* START *

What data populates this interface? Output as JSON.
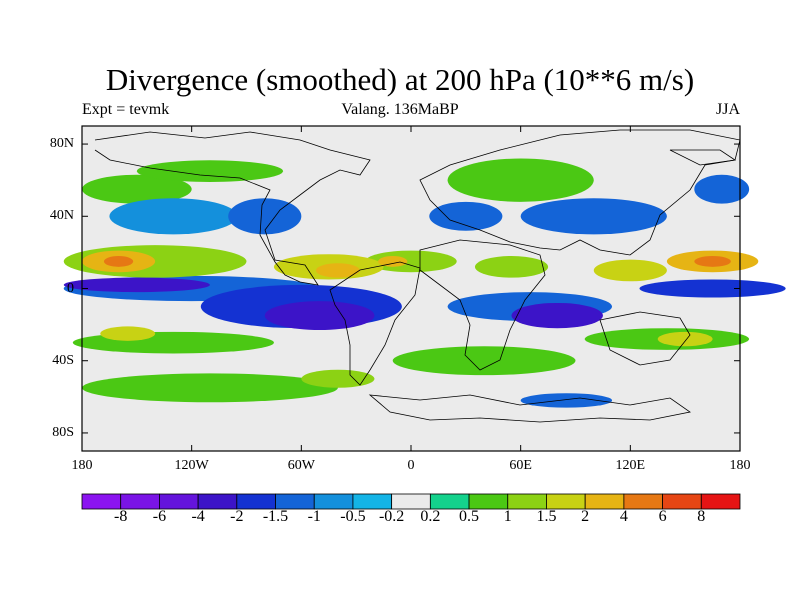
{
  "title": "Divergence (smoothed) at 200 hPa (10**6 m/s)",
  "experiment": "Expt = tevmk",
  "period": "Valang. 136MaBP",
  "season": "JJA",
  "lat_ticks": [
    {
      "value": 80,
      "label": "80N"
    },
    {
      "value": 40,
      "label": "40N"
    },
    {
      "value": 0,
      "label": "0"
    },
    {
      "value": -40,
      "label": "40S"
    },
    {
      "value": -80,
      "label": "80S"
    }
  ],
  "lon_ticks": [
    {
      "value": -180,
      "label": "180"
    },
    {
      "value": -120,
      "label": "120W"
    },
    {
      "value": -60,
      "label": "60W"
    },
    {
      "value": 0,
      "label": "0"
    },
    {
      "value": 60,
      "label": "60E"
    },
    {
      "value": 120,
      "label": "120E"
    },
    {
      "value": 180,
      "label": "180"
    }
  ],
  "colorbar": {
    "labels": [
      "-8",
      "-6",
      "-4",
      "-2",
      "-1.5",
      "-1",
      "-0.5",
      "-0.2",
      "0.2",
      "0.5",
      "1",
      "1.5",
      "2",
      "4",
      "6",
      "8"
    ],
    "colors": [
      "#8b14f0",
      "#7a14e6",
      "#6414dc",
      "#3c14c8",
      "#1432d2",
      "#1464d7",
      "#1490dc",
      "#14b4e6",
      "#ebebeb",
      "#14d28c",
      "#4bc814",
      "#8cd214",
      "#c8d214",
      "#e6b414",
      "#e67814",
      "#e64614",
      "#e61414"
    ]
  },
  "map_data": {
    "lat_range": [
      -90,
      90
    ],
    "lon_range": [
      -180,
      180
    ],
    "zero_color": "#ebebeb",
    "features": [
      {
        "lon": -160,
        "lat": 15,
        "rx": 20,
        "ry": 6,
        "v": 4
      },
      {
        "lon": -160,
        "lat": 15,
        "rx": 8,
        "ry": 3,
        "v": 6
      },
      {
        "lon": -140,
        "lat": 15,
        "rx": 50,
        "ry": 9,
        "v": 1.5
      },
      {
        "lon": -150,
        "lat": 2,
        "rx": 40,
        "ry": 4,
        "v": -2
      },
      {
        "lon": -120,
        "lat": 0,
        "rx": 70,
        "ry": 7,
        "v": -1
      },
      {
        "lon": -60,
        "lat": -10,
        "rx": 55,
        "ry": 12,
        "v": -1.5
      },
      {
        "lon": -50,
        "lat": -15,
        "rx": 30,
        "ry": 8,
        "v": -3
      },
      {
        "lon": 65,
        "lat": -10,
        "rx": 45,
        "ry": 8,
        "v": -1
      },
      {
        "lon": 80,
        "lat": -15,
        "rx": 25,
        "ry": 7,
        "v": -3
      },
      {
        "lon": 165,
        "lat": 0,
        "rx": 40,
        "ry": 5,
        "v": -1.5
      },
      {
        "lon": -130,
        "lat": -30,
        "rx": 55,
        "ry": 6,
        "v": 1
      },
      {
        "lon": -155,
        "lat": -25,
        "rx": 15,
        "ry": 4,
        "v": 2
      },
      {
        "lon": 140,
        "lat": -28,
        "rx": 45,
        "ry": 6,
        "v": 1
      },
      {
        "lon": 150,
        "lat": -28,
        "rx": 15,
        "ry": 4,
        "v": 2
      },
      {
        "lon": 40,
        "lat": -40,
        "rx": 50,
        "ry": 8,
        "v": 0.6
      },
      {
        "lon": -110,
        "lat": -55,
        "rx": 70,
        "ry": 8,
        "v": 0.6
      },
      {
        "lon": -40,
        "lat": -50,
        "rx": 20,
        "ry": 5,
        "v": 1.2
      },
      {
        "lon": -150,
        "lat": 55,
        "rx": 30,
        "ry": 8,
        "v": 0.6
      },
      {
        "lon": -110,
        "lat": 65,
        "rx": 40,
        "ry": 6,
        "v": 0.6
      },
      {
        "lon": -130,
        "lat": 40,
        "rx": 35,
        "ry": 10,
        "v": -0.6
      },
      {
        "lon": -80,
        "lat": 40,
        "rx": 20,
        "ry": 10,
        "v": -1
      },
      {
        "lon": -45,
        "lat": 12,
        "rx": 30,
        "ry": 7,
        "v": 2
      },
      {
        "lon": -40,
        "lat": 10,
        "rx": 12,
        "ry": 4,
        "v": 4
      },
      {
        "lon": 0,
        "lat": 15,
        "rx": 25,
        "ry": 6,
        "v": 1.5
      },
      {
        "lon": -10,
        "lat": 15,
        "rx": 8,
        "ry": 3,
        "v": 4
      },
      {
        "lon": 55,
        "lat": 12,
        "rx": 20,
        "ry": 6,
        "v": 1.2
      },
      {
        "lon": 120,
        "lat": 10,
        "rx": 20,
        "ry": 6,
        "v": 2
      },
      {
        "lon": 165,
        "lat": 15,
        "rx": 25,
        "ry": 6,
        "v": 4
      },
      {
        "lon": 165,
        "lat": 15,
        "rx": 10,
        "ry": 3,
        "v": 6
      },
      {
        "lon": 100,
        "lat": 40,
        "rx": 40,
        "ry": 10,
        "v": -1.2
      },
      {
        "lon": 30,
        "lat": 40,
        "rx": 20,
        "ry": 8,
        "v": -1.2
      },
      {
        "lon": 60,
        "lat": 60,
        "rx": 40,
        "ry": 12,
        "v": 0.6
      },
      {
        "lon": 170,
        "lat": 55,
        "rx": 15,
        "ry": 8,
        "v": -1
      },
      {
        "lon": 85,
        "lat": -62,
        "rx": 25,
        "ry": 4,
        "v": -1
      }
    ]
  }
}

* END *

**GIVEN EXERCISE:**
Every entry must be written out exactly, with all pictures left out.

**EXERCISE SOLUTION:**
What data populates this interface? Output as JSON.
{
  "title": "Divergence (smoothed) at 200 hPa (10**6 m/s)",
  "experiment": "Expt = tevmk",
  "period": "Valang. 136MaBP",
  "season": "JJA",
  "lat_ticks": [
    {
      "value": 80,
      "label": "80N"
    },
    {
      "value": 40,
      "label": "40N"
    },
    {
      "value": 0,
      "label": "0"
    },
    {
      "value": -40,
      "label": "40S"
    },
    {
      "value": -80,
      "label": "80S"
    }
  ],
  "lon_ticks": [
    {
      "value": -180,
      "label": "180"
    },
    {
      "value": -120,
      "label": "120W"
    },
    {
      "value": -60,
      "label": "60W"
    },
    {
      "value": 0,
      "label": "0"
    },
    {
      "value": 60,
      "label": "60E"
    },
    {
      "value": 120,
      "label": "120E"
    },
    {
      "value": 180,
      "label": "180"
    }
  ],
  "colorbar": {
    "labels": [
      "-8",
      "-6",
      "-4",
      "-2",
      "-1.5",
      "-1",
      "-0.5",
      "-0.2",
      "0.2",
      "0.5",
      "1",
      "1.5",
      "2",
      "4",
      "6",
      "8"
    ],
    "colors": [
      "#8b14f0",
      "#7a14e6",
      "#6414dc",
      "#3c14c8",
      "#1432d2",
      "#1464d7",
      "#1490dc",
      "#14b4e6",
      "#ebebeb",
      "#14d28c",
      "#4bc814",
      "#8cd214",
      "#c8d214",
      "#e6b414",
      "#e67814",
      "#e64614",
      "#e61414"
    ]
  },
  "map_data": {
    "lat_range": [
      -90,
      90
    ],
    "lon_range": [
      -180,
      180
    ],
    "zero_color": "#ebebeb",
    "features": [
      {
        "lon": -160,
        "lat": 15,
        "rx": 20,
        "ry": 6,
        "v": 4
      },
      {
        "lon": -160,
        "lat": 15,
        "rx": 8,
        "ry": 3,
        "v": 6
      },
      {
        "lon": -140,
        "lat": 15,
        "rx": 50,
        "ry": 9,
        "v": 1.5
      },
      {
        "lon": -150,
        "lat": 2,
        "rx": 40,
        "ry": 4,
        "v": -2
      },
      {
        "lon": -120,
        "lat": 0,
        "rx": 70,
        "ry": 7,
        "v": -1
      },
      {
        "lon": -60,
        "lat": -10,
        "rx": 55,
        "ry": 12,
        "v": -1.5
      },
      {
        "lon": -50,
        "lat": -15,
        "rx": 30,
        "ry": 8,
        "v": -3
      },
      {
        "lon": 65,
        "lat": -10,
        "rx": 45,
        "ry": 8,
        "v": -1
      },
      {
        "lon": 80,
        "lat": -15,
        "rx": 25,
        "ry": 7,
        "v": -3
      },
      {
        "lon": 165,
        "lat": 0,
        "rx": 40,
        "ry": 5,
        "v": -1.5
      },
      {
        "lon": -130,
        "lat": -30,
        "rx": 55,
        "ry": 6,
        "v": 1
      },
      {
        "lon": -155,
        "lat": -25,
        "rx": 15,
        "ry": 4,
        "v": 2
      },
      {
        "lon": 140,
        "lat": -28,
        "rx": 45,
        "ry": 6,
        "v": 1
      },
      {
        "lon": 150,
        "lat": -28,
        "rx": 15,
        "ry": 4,
        "v": 2
      },
      {
        "lon": 40,
        "lat": -40,
        "rx": 50,
        "ry": 8,
        "v": 0.6
      },
      {
        "lon": -110,
        "lat": -55,
        "rx": 70,
        "ry": 8,
        "v": 0.6
      },
      {
        "lon": -40,
        "lat": -50,
        "rx": 20,
        "ry": 5,
        "v": 1.2
      },
      {
        "lon": -150,
        "lat": 55,
        "rx": 30,
        "ry": 8,
        "v": 0.6
      },
      {
        "lon": -110,
        "lat": 65,
        "rx": 40,
        "ry": 6,
        "v": 0.6
      },
      {
        "lon": -130,
        "lat": 40,
        "rx": 35,
        "ry": 10,
        "v": -0.6
      },
      {
        "lon": -80,
        "lat": 40,
        "rx": 20,
        "ry": 10,
        "v": -1
      },
      {
        "lon": -45,
        "lat": 12,
        "rx": 30,
        "ry": 7,
        "v": 2
      },
      {
        "lon": -40,
        "lat": 10,
        "rx": 12,
        "ry": 4,
        "v": 4
      },
      {
        "lon": 0,
        "lat": 15,
        "rx": 25,
        "ry": 6,
        "v": 1.5
      },
      {
        "lon": -10,
        "lat": 15,
        "rx": 8,
        "ry": 3,
        "v": 4
      },
      {
        "lon": 55,
        "lat": 12,
        "rx": 20,
        "ry": 6,
        "v": 1.2
      },
      {
        "lon": 120,
        "lat": 10,
        "rx": 20,
        "ry": 6,
        "v": 2
      },
      {
        "lon": 165,
        "lat": 15,
        "rx": 25,
        "ry": 6,
        "v": 4
      },
      {
        "lon": 165,
        "lat": 15,
        "rx": 10,
        "ry": 3,
        "v": 6
      },
      {
        "lon": 100,
        "lat": 40,
        "rx": 40,
        "ry": 10,
        "v": -1.2
      },
      {
        "lon": 30,
        "lat": 40,
        "rx": 20,
        "ry": 8,
        "v": -1.2
      },
      {
        "lon": 60,
        "lat": 60,
        "rx": 40,
        "ry": 12,
        "v": 0.6
      },
      {
        "lon": 170,
        "lat": 55,
        "rx": 15,
        "ry": 8,
        "v": -1
      },
      {
        "lon": 85,
        "lat": -62,
        "rx": 25,
        "ry": 4,
        "v": -1
      }
    ]
  }
}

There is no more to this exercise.